Find the line containing "Give me a plain-text". Reproduce it and every line after it up to the end of the records, exactly as written.
....
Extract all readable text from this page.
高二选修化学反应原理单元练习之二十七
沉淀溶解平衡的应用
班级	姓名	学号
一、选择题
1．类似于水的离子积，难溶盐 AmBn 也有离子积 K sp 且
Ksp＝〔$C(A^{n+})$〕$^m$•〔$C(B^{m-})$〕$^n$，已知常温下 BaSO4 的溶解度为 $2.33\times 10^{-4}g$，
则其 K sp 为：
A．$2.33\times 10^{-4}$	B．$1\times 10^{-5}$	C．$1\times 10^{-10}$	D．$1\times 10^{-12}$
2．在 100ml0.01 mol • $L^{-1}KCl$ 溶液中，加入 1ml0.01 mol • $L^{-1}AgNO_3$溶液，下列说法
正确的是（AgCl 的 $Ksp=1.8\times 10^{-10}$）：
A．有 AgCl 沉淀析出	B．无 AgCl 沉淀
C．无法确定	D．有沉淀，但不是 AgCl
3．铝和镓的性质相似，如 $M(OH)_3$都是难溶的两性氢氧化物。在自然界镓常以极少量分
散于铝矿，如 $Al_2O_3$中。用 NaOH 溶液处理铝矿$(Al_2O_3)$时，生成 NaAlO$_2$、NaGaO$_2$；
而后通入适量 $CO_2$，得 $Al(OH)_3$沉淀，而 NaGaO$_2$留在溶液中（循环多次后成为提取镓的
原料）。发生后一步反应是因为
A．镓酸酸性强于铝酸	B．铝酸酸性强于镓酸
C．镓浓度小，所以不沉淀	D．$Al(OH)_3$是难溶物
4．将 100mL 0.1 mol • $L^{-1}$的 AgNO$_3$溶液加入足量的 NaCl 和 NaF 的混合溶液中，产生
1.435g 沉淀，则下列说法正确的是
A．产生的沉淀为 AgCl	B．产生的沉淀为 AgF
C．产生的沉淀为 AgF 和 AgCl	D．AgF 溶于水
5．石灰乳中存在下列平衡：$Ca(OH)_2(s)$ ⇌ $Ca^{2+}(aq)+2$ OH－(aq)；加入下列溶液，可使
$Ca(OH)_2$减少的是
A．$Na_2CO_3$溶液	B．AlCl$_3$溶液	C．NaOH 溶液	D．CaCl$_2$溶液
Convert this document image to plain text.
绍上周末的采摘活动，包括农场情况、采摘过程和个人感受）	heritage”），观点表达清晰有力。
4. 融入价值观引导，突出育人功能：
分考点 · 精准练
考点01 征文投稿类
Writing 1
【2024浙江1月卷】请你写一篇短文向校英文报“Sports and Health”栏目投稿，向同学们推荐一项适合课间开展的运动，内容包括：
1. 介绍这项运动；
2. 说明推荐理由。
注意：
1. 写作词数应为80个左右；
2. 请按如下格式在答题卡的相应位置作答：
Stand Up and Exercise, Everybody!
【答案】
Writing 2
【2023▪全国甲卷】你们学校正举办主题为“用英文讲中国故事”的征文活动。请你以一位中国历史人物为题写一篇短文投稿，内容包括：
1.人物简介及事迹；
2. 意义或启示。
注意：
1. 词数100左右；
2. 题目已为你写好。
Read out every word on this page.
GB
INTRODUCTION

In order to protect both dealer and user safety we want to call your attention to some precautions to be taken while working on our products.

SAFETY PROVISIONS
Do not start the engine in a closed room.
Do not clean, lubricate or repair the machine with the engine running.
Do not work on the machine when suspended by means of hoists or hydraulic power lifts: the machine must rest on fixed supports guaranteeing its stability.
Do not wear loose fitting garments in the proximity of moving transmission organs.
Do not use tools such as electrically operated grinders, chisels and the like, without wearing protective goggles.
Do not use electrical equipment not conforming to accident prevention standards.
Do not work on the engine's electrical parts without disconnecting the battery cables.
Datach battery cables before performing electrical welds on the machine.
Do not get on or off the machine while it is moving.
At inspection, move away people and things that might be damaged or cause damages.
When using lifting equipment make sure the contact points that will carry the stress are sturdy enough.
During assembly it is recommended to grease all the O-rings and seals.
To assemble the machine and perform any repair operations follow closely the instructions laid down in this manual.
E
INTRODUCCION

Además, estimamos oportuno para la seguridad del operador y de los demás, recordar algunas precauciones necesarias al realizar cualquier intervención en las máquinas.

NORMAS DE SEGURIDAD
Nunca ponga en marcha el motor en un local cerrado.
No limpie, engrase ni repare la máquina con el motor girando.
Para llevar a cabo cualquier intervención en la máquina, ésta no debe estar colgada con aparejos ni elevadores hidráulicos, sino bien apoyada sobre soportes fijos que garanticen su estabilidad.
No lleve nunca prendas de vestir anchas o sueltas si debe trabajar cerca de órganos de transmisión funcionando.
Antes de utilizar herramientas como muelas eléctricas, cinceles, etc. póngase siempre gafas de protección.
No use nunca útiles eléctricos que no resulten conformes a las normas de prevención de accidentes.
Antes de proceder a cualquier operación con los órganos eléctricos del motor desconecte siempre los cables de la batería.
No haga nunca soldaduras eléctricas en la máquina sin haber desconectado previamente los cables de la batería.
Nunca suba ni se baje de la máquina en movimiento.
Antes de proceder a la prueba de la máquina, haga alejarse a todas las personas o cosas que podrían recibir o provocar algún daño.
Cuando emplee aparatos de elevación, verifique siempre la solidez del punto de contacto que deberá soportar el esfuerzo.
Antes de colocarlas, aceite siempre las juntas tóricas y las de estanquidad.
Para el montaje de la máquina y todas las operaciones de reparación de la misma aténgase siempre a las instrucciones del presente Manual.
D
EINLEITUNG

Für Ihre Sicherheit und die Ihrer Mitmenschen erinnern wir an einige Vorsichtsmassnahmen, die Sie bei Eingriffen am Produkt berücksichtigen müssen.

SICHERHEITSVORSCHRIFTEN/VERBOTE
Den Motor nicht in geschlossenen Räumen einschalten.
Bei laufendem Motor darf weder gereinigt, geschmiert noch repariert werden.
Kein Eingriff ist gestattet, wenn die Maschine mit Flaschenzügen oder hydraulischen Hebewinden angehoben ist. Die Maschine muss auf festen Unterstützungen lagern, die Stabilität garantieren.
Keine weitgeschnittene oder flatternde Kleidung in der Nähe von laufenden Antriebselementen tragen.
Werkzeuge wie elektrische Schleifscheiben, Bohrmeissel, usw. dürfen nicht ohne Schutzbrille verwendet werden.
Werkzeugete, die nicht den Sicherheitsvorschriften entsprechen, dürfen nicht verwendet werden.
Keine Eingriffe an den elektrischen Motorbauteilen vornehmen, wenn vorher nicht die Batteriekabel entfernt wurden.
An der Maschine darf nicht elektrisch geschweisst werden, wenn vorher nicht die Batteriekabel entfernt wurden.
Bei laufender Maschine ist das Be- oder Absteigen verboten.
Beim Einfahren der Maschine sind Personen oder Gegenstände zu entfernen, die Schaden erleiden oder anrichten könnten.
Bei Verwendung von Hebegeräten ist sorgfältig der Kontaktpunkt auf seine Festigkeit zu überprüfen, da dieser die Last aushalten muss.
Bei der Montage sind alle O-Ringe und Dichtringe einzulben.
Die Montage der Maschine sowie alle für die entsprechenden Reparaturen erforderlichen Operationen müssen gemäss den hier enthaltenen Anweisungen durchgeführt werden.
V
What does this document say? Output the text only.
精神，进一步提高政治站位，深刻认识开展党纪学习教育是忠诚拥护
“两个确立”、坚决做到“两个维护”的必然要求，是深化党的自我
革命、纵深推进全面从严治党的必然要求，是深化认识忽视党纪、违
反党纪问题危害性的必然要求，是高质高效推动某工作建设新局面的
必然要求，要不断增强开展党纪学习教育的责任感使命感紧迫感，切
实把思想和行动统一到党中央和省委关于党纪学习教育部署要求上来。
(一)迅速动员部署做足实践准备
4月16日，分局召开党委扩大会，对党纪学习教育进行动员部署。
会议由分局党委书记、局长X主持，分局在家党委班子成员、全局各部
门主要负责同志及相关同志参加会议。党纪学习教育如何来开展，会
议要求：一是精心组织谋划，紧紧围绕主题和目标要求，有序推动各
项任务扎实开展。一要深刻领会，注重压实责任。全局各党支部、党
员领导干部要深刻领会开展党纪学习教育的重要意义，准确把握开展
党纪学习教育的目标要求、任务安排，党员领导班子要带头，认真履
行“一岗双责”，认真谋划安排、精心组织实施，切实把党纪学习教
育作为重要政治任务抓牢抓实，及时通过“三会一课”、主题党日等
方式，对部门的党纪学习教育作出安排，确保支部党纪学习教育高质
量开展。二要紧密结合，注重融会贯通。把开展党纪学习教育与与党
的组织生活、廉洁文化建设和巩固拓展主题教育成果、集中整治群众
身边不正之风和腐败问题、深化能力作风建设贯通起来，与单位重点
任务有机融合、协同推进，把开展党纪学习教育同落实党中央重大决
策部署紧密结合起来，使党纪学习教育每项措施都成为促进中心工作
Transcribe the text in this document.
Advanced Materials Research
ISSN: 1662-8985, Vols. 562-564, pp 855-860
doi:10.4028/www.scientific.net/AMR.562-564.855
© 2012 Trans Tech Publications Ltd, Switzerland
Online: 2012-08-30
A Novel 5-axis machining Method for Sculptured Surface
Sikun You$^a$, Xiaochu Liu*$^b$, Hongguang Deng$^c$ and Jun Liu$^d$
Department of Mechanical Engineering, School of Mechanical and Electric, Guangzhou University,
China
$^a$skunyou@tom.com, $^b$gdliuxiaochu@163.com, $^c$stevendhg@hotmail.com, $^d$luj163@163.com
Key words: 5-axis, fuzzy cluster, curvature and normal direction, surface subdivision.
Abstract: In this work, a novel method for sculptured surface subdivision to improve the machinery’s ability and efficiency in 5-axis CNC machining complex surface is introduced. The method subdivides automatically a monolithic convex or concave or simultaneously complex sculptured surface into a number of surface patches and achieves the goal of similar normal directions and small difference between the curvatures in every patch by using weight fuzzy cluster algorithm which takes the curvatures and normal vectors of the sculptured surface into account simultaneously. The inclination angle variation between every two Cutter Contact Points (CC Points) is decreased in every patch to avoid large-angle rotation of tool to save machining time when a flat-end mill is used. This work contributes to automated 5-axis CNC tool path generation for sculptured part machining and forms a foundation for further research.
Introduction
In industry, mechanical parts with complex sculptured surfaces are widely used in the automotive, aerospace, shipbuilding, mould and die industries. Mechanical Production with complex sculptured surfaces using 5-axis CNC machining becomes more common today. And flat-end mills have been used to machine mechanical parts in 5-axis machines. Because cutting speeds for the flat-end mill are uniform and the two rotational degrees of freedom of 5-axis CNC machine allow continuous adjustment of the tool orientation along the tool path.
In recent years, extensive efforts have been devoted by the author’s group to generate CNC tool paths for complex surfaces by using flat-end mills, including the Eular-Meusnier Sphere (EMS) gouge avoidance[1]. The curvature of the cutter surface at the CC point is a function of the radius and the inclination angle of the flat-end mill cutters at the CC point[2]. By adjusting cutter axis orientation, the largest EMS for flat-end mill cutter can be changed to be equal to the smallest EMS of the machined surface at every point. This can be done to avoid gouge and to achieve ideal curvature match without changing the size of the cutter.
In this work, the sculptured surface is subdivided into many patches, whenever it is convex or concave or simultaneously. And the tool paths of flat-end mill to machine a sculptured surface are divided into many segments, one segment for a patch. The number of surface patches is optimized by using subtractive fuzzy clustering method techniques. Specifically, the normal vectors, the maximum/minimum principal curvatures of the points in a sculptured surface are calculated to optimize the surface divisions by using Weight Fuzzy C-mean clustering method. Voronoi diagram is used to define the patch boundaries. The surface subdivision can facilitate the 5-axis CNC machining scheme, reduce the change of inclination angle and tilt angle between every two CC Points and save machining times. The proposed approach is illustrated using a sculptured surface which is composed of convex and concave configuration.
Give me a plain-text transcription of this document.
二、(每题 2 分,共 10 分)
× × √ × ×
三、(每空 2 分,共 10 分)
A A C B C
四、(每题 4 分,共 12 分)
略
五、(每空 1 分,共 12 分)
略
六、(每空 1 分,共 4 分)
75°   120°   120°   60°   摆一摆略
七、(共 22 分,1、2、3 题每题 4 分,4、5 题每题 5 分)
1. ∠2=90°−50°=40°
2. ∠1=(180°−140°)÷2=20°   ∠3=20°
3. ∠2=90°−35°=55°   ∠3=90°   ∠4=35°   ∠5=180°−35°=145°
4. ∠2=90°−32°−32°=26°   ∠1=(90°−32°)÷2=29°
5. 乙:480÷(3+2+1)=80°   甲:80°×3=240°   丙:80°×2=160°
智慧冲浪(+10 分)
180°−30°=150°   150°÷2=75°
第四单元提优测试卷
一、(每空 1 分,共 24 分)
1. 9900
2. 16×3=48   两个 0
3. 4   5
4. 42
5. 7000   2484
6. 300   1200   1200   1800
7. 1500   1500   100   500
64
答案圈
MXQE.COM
....
--- EXPECTED ANSWER ---
Give me a plain-text transcription of this document.
二、(每题 2 分,共 10 分)
× × √ × ×
三、(每空 2 分,共 10 分)
A A C B C
四、(每题 4 分,共 12 分)
略
五、(每空 1 分,共 12 分)
略
六、(每空 1 分,共 4 分)
75°   120°   120°   60°   摆一摆略
七、(共 22 分,1、2、3 题每题 4 分,4、5 题每题 5 分)
1. ∠2=90°−50°=40°
2. ∠1=(180°−140°)÷2=20°   ∠3=20°
3. ∠2=90°−35°=55°   ∠3=90°   ∠4=35°   ∠5=180°−35°=145°
4. ∠2=90°−32°−32°=26°   ∠1=(90°−32°)÷2=29°
5. 乙:480÷(3+2+1)=80°   甲:80°×3=240°   丙:80°×2=160°
智慧冲浪(+10 分)
180°−30°=150°   150°÷2=75°
第四单元提优测试卷
一、(每空 1 分,共 24 分)
1. 9900
2. 16×3=48   两个 0
3. 4   5
4. 42
5. 7000   2484
6. 300   1200   1200   1800
7. 1500   1500   100   500
64
答案圈
MXQE.COM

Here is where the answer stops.